## Task input
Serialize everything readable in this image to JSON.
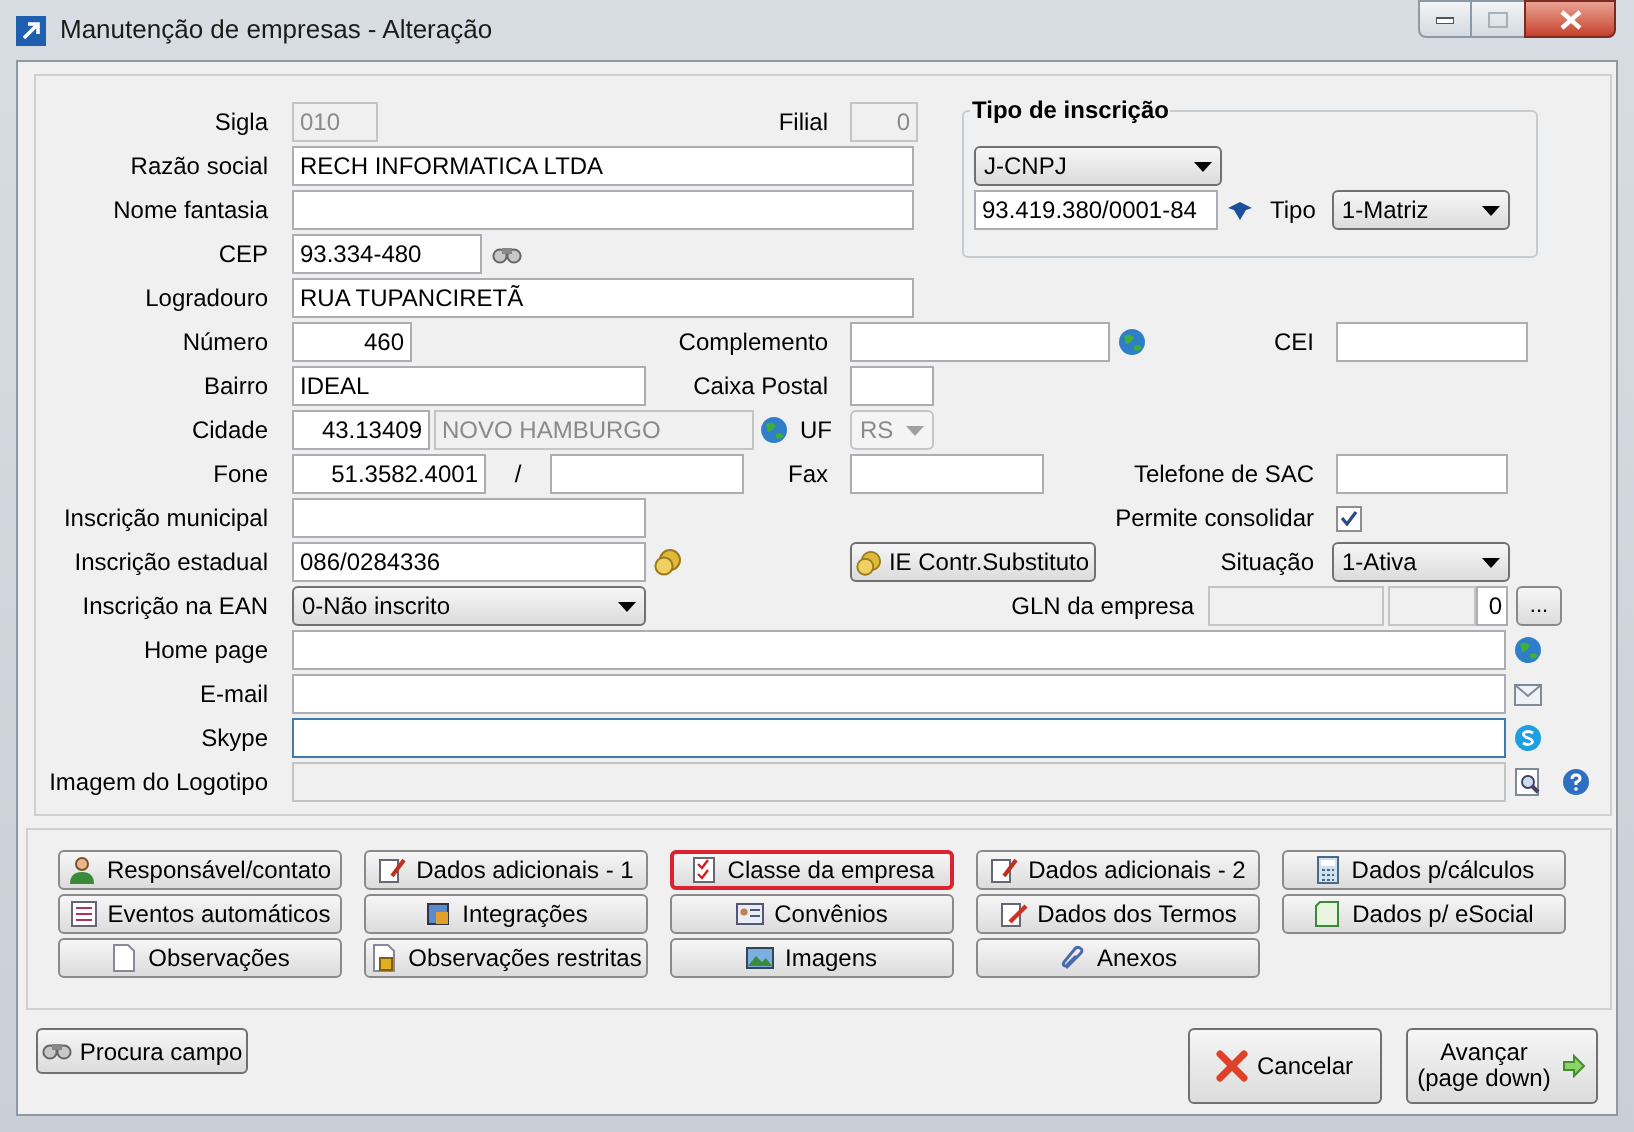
{
  "window": {
    "title": "Manutenção de empresas - Alteração"
  },
  "form": {
    "sigla": {
      "label": "Sigla",
      "value": "010",
      "disabled": true
    },
    "filial": {
      "label": "Filial",
      "value": "0",
      "disabled": true
    },
    "razao_social": {
      "label": "Razão social",
      "value": "RECH INFORMATICA LTDA",
      "disabled": false
    },
    "nome_fantasia": {
      "label": "Nome fantasia",
      "disabled": false
    },
    "cep": {
      "label": "CEP",
      "value": "93.334-480",
      "disabled": false
    },
    "logradouro": {
      "label": "Logradouro",
      "value": "RUA TUPANCIRETÃ",
      "disabled": false
    },
    "numero": {
      "label": "Número",
      "value": "460",
      "disabled": false
    },
    "complemento": {
      "label": "Complemento",
      "disabled": false
    },
    "cei": {
      "label": "CEI",
      "disabled": false
    },
    "bairro": {
      "label": "Bairro",
      "value": "IDEAL",
      "disabled": false
    },
    "caixa_postal": {
      "label": "Caixa Postal",
      "disabled": false
    },
    "cidade": {
      "label": "Cidade",
      "value": "43.13409",
      "disabled": false
    },
    "cidade_nome": {
      "value": "NOVO HAMBURGO",
      "disabled": true
    },
    "uf": {
      "label": "UF",
      "value": "RS",
      "disabled": true
    },
    "fone": {
      "label": "Fone",
      "value": "51.3582.4001",
      "disabled": false
    },
    "fone_separator": "/",
    "fone_2": {
      "disabled": false
    },
    "fax": {
      "label": "Fax",
      "disabled": false
    },
    "telefone_sac": {
      "label": "Telefone de SAC",
      "disabled": false
    },
    "inscricao_municipal": {
      "label": "Inscrição municipal",
      "disabled": false
    },
    "permite_consolidar": {
      "label": "Permite consolidar",
      "checked": true
    },
    "inscricao_estadual": {
      "label": "Inscrição estadual",
      "value": "086/0284336",
      "disabled": false
    },
    "ie_button": {
      "label": "IE Contr.Substituto"
    },
    "situacao": {
      "label": "Situação",
      "value": "1-Ativa",
      "disabled": false
    },
    "inscricao_ean": {
      "label": "Inscrição na EAN",
      "value": "0-Não inscrito",
      "disabled": false
    },
    "gln_label": "GLN da empresa",
    "gln_1": {
      "disabled": true
    },
    "gln_2": {
      "disabled": true
    },
    "gln_3": {
      "value": "0",
      "disabled": false
    },
    "gln_button": "...",
    "home_page": {
      "label": "Home page",
      "disabled": false
    },
    "email": {
      "label": "E-mail",
      "disabled": false
    },
    "skype": {
      "label": "Skype",
      "disabled": false,
      "focused": true
    },
    "imagem_logotipo": {
      "label": "Imagem do Logotipo",
      "disabled": true
    }
  },
  "tipo_inscricao": {
    "title": "Tipo de inscrição",
    "documento": {
      "value": "J-CNPJ",
      "disabled": false
    },
    "numero": {
      "value": "93.419.380/0001-84",
      "disabled": false
    },
    "tipo": {
      "label": "Tipo",
      "value": "1-Matriz",
      "disabled": false
    }
  },
  "buttons": [
    {
      "label": "Responsável/contato",
      "highlighted": false
    },
    {
      "label": "Dados adicionais - 1",
      "highlighted": false
    },
    {
      "label": "Classe da empresa",
      "highlighted": true
    },
    {
      "label": "Dados adicionais - 2",
      "highlighted": false
    },
    {
      "label": "Dados p/cálculos",
      "highlighted": false
    },
    {
      "label": "Eventos automáticos",
      "highlighted": false
    },
    {
      "label": "Integrações",
      "highlighted": false
    },
    {
      "label": "Convênios",
      "highlighted": false
    },
    {
      "label": "Dados dos Termos",
      "highlighted": false
    },
    {
      "label": "Dados p/ eSocial",
      "highlighted": false
    },
    {
      "label": "Observações",
      "highlighted": false
    },
    {
      "label": "Observações restritas",
      "highlighted": false
    },
    {
      "label": "Imagens",
      "highlighted": false
    },
    {
      "label": "Anexos",
      "highlighted": false
    }
  ],
  "footer": {
    "procura_campo": "Procura campo",
    "cancelar": "Cancelar",
    "avancar": "Avançar",
    "avancar_hint": "(page down)"
  }
}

## Work required
Read through the entries and copy each line in which "title" appears.

## Task answer
    "title": "Manutenção de empresas - Alteração"
    "title": "Tipo de inscrição",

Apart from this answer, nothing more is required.